Goal of the exercise:
Copy each line where the word "Total" occurs.

Entries provided:

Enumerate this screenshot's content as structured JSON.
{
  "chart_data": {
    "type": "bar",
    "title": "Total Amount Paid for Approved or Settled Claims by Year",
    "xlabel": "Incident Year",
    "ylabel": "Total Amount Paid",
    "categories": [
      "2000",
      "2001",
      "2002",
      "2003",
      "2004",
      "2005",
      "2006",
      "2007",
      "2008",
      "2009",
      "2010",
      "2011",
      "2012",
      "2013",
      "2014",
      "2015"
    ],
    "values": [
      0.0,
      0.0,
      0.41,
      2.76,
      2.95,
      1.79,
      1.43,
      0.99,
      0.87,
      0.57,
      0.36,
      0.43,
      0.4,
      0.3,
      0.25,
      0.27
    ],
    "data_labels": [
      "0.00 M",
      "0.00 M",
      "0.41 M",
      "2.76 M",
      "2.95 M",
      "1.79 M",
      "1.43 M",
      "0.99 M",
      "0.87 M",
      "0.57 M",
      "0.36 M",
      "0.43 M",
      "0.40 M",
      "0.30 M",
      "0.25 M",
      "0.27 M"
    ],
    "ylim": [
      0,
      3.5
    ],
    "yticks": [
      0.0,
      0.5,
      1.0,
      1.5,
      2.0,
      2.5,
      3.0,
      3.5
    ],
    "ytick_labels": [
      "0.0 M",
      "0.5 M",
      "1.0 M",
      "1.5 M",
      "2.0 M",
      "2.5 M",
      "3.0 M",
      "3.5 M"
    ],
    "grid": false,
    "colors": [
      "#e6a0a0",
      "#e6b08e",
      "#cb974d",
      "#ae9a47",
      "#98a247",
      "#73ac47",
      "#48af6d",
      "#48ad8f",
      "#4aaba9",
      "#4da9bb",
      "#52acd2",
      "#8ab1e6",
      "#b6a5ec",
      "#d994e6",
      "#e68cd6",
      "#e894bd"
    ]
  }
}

The output:
    "title": "Total Amount Paid for Approved or Settled Claims by Year",
    "ylabel": "Total Amount Paid",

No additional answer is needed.